### What this task involves
Scan the lines below; pull out those with "shown".

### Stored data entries
====

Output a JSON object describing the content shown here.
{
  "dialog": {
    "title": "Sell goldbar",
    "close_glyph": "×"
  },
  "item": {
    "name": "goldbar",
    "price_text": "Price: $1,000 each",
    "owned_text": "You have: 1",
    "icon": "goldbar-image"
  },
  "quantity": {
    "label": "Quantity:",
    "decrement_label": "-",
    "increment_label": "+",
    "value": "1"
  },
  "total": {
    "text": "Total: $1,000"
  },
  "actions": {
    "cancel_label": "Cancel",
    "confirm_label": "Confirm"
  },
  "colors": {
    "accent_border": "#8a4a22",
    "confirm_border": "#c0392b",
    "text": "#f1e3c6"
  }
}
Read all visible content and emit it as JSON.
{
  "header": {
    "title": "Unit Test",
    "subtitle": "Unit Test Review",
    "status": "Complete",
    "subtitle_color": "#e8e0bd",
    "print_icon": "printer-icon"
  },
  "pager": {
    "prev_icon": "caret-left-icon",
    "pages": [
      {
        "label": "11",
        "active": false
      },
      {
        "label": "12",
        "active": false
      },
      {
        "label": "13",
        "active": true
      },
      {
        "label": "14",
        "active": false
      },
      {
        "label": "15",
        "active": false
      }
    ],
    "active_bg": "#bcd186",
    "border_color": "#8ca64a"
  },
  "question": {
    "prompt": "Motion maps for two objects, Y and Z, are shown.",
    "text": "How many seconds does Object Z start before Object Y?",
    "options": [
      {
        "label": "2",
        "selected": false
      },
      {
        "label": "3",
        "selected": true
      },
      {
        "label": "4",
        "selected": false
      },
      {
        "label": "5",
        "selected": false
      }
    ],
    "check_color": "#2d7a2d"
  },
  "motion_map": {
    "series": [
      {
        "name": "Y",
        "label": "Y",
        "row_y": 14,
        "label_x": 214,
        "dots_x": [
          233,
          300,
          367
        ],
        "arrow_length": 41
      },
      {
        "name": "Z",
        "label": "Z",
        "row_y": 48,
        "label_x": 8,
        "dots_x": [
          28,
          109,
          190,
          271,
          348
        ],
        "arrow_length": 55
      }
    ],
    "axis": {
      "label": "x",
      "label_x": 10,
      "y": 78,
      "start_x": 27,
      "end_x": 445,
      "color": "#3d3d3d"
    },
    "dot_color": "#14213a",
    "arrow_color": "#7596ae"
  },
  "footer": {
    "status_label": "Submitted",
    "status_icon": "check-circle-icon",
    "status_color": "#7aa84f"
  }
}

====

### Correct output
Output a JSON object describing the content shown here.
    "prompt": "Motion maps for two objects, Y and Z, are shown.",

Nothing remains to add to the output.